_The problem_
Reproduce every one of the rows below word for word, omitting the picture.

_Material_
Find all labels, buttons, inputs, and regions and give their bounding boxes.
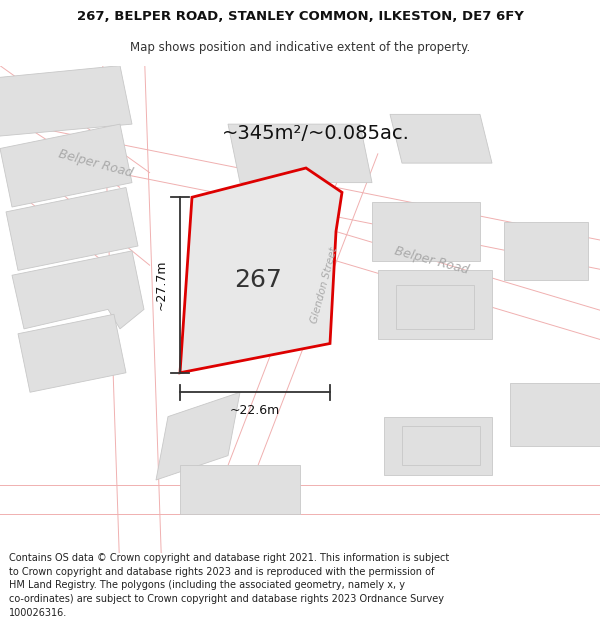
Polygon shape xyxy=(156,392,240,480)
Text: Glendon Street: Glendon Street xyxy=(309,246,339,324)
Polygon shape xyxy=(390,114,492,163)
Polygon shape xyxy=(396,285,474,329)
Text: ~345m²/~0.085ac.: ~345m²/~0.085ac. xyxy=(222,124,410,143)
Polygon shape xyxy=(384,417,492,475)
Polygon shape xyxy=(510,382,600,446)
Polygon shape xyxy=(402,426,480,466)
Polygon shape xyxy=(0,66,132,139)
Text: ~22.6m: ~22.6m xyxy=(230,404,280,418)
Polygon shape xyxy=(180,168,342,372)
Text: Contains OS data © Crown copyright and database right 2021. This information is : Contains OS data © Crown copyright and d… xyxy=(9,553,449,618)
Text: 267, BELPER ROAD, STANLEY COMMON, ILKESTON, DE7 6FY: 267, BELPER ROAD, STANLEY COMMON, ILKEST… xyxy=(77,10,523,23)
Text: ~27.7m: ~27.7m xyxy=(155,260,168,310)
Polygon shape xyxy=(0,124,132,207)
Polygon shape xyxy=(6,188,138,271)
Text: Belper Road: Belper Road xyxy=(58,147,134,179)
Polygon shape xyxy=(378,271,492,339)
Polygon shape xyxy=(18,314,126,392)
Polygon shape xyxy=(228,124,372,182)
Text: 267: 267 xyxy=(234,268,282,292)
Polygon shape xyxy=(180,466,300,514)
Text: Belper Road: Belper Road xyxy=(394,244,470,277)
Polygon shape xyxy=(12,251,144,329)
Polygon shape xyxy=(372,202,480,261)
Polygon shape xyxy=(504,222,588,280)
Text: Map shows position and indicative extent of the property.: Map shows position and indicative extent… xyxy=(130,41,470,54)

_Task output_
Find all labels, buttons, inputs, and regions and give their bounding boxes.
Polygon shape xyxy=(156,392,240,480)
Text: Glendon Street: Glendon Street xyxy=(309,246,339,324)
Polygon shape xyxy=(390,114,492,163)
Polygon shape xyxy=(396,285,474,329)
Text: ~345m²/~0.085ac.: ~345m²/~0.085ac. xyxy=(222,124,410,143)
Polygon shape xyxy=(384,417,492,475)
Polygon shape xyxy=(510,382,600,446)
Polygon shape xyxy=(402,426,480,466)
Polygon shape xyxy=(0,66,132,139)
Text: ~22.6m: ~22.6m xyxy=(230,404,280,418)
Polygon shape xyxy=(180,168,342,372)
Text: Contains OS data © Crown copyright and database right 2021. This information is : Contains OS data © Crown copyright and d… xyxy=(9,553,449,618)
Text: 267, BELPER ROAD, STANLEY COMMON, ILKESTON, DE7 6FY: 267, BELPER ROAD, STANLEY COMMON, ILKEST… xyxy=(77,10,523,23)
Text: ~27.7m: ~27.7m xyxy=(155,260,168,310)
Polygon shape xyxy=(0,124,132,207)
Polygon shape xyxy=(6,188,138,271)
Text: Belper Road: Belper Road xyxy=(58,147,134,179)
Polygon shape xyxy=(378,271,492,339)
Polygon shape xyxy=(18,314,126,392)
Polygon shape xyxy=(228,124,372,182)
Text: 267: 267 xyxy=(234,268,282,292)
Polygon shape xyxy=(180,466,300,514)
Text: Belper Road: Belper Road xyxy=(394,244,470,277)
Polygon shape xyxy=(12,251,144,329)
Polygon shape xyxy=(372,202,480,261)
Polygon shape xyxy=(504,222,588,280)
Text: Map shows position and indicative extent of the property.: Map shows position and indicative extent… xyxy=(130,41,470,54)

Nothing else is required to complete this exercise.